** begin EXTRACTED MATERIAL **

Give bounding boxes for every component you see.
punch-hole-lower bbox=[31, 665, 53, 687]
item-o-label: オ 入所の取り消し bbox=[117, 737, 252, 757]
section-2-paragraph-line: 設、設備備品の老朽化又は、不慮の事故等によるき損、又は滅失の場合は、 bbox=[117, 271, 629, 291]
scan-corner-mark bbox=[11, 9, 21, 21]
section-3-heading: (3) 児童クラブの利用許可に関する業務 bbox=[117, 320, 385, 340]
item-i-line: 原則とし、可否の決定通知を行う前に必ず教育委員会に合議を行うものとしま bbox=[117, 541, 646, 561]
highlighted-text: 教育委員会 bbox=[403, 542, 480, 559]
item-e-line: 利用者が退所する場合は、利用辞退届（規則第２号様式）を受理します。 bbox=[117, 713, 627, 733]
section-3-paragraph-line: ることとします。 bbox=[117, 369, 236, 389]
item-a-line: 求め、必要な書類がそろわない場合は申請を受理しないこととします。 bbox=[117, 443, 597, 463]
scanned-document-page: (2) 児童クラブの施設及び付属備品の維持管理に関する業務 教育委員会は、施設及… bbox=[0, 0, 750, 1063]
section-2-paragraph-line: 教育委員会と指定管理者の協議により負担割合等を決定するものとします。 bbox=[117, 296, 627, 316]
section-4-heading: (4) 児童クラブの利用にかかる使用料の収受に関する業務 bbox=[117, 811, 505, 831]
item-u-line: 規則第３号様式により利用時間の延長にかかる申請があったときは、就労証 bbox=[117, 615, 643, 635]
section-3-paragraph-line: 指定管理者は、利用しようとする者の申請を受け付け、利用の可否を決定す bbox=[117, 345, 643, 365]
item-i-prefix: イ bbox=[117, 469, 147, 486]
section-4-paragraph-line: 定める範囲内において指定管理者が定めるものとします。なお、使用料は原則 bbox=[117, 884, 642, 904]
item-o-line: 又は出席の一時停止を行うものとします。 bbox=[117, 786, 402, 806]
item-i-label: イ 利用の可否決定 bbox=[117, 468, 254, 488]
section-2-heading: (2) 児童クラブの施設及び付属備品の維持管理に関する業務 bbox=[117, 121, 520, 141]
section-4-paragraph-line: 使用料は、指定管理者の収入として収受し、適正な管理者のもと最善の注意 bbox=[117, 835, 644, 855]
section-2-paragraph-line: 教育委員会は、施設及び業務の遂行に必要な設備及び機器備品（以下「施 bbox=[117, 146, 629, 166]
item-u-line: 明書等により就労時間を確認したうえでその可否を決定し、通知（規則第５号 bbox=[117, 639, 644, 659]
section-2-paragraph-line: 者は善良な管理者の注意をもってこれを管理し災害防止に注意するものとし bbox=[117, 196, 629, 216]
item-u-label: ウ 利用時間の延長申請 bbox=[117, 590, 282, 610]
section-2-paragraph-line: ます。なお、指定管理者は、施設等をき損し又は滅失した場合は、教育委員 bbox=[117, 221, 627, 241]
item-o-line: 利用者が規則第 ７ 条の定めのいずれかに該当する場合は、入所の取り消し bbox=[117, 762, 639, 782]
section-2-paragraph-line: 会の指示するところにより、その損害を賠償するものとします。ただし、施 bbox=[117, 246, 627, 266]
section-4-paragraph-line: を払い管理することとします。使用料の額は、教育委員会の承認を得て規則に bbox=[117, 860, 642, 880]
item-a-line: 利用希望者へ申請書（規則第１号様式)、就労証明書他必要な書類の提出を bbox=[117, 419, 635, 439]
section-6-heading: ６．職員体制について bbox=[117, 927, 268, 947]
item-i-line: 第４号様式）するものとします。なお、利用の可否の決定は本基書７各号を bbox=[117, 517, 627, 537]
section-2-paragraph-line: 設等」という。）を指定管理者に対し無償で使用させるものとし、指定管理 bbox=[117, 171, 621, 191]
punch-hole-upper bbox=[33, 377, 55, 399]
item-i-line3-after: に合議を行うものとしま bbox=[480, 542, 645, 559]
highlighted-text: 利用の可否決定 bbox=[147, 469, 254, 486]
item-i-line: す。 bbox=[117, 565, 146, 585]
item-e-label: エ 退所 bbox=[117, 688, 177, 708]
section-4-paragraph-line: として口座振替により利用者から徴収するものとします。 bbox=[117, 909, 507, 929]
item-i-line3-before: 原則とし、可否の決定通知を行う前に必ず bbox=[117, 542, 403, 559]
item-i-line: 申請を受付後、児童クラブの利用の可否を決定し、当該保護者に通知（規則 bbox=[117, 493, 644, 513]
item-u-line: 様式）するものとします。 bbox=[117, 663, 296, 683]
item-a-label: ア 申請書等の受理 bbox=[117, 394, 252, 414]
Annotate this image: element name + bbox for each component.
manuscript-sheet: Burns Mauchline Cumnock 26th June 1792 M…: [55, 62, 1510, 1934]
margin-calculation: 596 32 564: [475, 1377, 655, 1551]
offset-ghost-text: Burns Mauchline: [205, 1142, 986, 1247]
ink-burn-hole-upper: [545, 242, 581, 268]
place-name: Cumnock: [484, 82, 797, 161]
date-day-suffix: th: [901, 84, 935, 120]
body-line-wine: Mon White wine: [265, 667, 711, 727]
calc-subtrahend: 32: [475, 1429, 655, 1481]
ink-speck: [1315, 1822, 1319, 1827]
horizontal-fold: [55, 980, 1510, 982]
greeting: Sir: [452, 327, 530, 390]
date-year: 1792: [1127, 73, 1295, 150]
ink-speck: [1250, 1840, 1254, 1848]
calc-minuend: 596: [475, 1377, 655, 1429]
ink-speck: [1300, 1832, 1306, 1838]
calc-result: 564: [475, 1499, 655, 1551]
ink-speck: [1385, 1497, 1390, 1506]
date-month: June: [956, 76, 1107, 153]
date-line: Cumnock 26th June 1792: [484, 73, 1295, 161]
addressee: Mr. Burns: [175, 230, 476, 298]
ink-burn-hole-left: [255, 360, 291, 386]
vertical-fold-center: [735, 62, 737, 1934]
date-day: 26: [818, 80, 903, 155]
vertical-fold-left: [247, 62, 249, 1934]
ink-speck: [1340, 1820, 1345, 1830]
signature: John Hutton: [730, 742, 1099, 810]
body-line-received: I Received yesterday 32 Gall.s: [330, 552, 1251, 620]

** end EXTRACTED MATERIAL **

- **SHORT EXERCISE**:
Reproduce every entry above word for word.

- **WRITTEN SOLUTION**:
Give bounding boxes for every component you see.
punch-hole-lower bbox=[31, 665, 53, 687]
item-o-label: オ 入所の取り消し bbox=[117, 737, 252, 757]
section-2-paragraph-line: 設、設備備品の老朽化又は、不慮の事故等によるき損、又は滅失の場合は、 bbox=[117, 271, 629, 291]
scan-corner-mark bbox=[11, 9, 21, 21]
section-3-heading: (3) 児童クラブの利用許可に関する業務 bbox=[117, 320, 385, 340]
item-i-line: 原則とし、可否の決定通知を行う前に必ず教育委員会に合議を行うものとしま bbox=[117, 541, 646, 561]
highlighted-text: 教育委員会 bbox=[403, 542, 480, 559]
item-e-line: 利用者が退所する場合は、利用辞退届（規則第２号様式）を受理します。 bbox=[117, 713, 627, 733]
section-3-paragraph-line: ることとします。 bbox=[117, 369, 236, 389]
item-a-line: 求め、必要な書類がそろわない場合は申請を受理しないこととします。 bbox=[117, 443, 597, 463]
scanned-document-page: (2) 児童クラブの施設及び付属備品の維持管理に関する業務 教育委員会は、施設及… bbox=[0, 0, 750, 1063]
section-2-paragraph-line: 教育委員会と指定管理者の協議により負担割合等を決定するものとします。 bbox=[117, 296, 627, 316]
section-4-heading: (4) 児童クラブの利用にかかる使用料の収受に関する業務 bbox=[117, 811, 505, 831]
item-u-line: 規則第３号様式により利用時間の延長にかかる申請があったときは、就労証 bbox=[117, 615, 643, 635]
section-3-paragraph-line: 指定管理者は、利用しようとする者の申請を受け付け、利用の可否を決定す bbox=[117, 345, 643, 365]
item-i-prefix: イ bbox=[117, 469, 147, 486]
section-4-paragraph-line: 定める範囲内において指定管理者が定めるものとします。なお、使用料は原則 bbox=[117, 884, 642, 904]
item-o-line: 又は出席の一時停止を行うものとします。 bbox=[117, 786, 402, 806]
item-i-label: イ 利用の可否決定 bbox=[117, 468, 254, 488]
section-2-heading: (2) 児童クラブの施設及び付属備品の維持管理に関する業務 bbox=[117, 121, 520, 141]
section-4-paragraph-line: 使用料は、指定管理者の収入として収受し、適正な管理者のもと最善の注意 bbox=[117, 835, 644, 855]
section-2-paragraph-line: 教育委員会は、施設及び業務の遂行に必要な設備及び機器備品（以下「施 bbox=[117, 146, 629, 166]
item-u-line: 明書等により就労時間を確認したうえでその可否を決定し、通知（規則第５号 bbox=[117, 639, 644, 659]
section-2-paragraph-line: 者は善良な管理者の注意をもってこれを管理し災害防止に注意するものとし bbox=[117, 196, 629, 216]
item-u-label: ウ 利用時間の延長申請 bbox=[117, 590, 282, 610]
section-2-paragraph-line: ます。なお、指定管理者は、施設等をき損し又は滅失した場合は、教育委員 bbox=[117, 221, 627, 241]
item-o-line: 利用者が規則第 ７ 条の定めのいずれかに該当する場合は、入所の取り消し bbox=[117, 762, 639, 782]
section-2-paragraph-line: 会の指示するところにより、その損害を賠償するものとします。ただし、施 bbox=[117, 246, 627, 266]
section-4-paragraph-line: を払い管理することとします。使用料の額は、教育委員会の承認を得て規則に bbox=[117, 860, 642, 880]
item-a-line: 利用希望者へ申請書（規則第１号様式)、就労証明書他必要な書類の提出を bbox=[117, 419, 635, 439]
section-6-heading: ６．職員体制について bbox=[117, 927, 268, 947]
item-i-line: 第４号様式）するものとします。なお、利用の可否の決定は本基書７各号を bbox=[117, 517, 627, 537]
section-2-paragraph-line: 設等」という。）を指定管理者に対し無償で使用させるものとし、指定管理 bbox=[117, 171, 621, 191]
punch-hole-upper bbox=[33, 377, 55, 399]
item-i-line3-after: に合議を行うものとしま bbox=[480, 542, 645, 559]
highlighted-text: 利用の可否決定 bbox=[147, 469, 254, 486]
item-i-line: す。 bbox=[117, 565, 146, 585]
item-e-label: エ 退所 bbox=[117, 688, 177, 708]
section-4-paragraph-line: として口座振替により利用者から徴収するものとします。 bbox=[117, 909, 507, 929]
item-i-line3-before: 原則とし、可否の決定通知を行う前に必ず bbox=[117, 542, 403, 559]
item-i-line: 申請を受付後、児童クラブの利用の可否を決定し、当該保護者に通知（規則 bbox=[117, 493, 644, 513]
item-u-line: 様式）するものとします。 bbox=[117, 663, 296, 683]
item-a-label: ア 申請書等の受理 bbox=[117, 394, 252, 414]
Annotate this image: element name + bbox for each component.
manuscript-sheet: Burns Mauchline Cumnock 26th June 1792 M…: [55, 62, 1510, 1934]
margin-calculation: 596 32 564: [475, 1377, 655, 1551]
offset-ghost-text: Burns Mauchline: [205, 1142, 986, 1247]
ink-burn-hole-upper: [545, 242, 581, 268]
place-name: Cumnock: [484, 82, 797, 161]
date-day-suffix: th: [901, 84, 935, 120]
body-line-wine: Mon White wine: [265, 667, 711, 727]
calc-subtrahend: 32: [475, 1429, 655, 1481]
ink-speck: [1315, 1822, 1319, 1827]
horizontal-fold: [55, 980, 1510, 982]
greeting: Sir: [452, 327, 530, 390]
date-year: 1792: [1127, 73, 1295, 150]
ink-speck: [1250, 1840, 1254, 1848]
calc-minuend: 596: [475, 1377, 655, 1429]
ink-speck: [1300, 1832, 1306, 1838]
calc-result: 564: [475, 1499, 655, 1551]
ink-speck: [1385, 1497, 1390, 1506]
date-month: June: [956, 76, 1107, 153]
date-line: Cumnock 26th June 1792: [484, 73, 1295, 161]
addressee: Mr. Burns: [175, 230, 476, 298]
ink-burn-hole-left: [255, 360, 291, 386]
vertical-fold-center: [735, 62, 737, 1934]
date-day: 26: [818, 80, 903, 155]
vertical-fold-left: [247, 62, 249, 1934]
ink-speck: [1340, 1820, 1345, 1830]
signature: John Hutton: [730, 742, 1099, 810]
body-line-received: I Received yesterday 32 Gall.s: [330, 552, 1251, 620]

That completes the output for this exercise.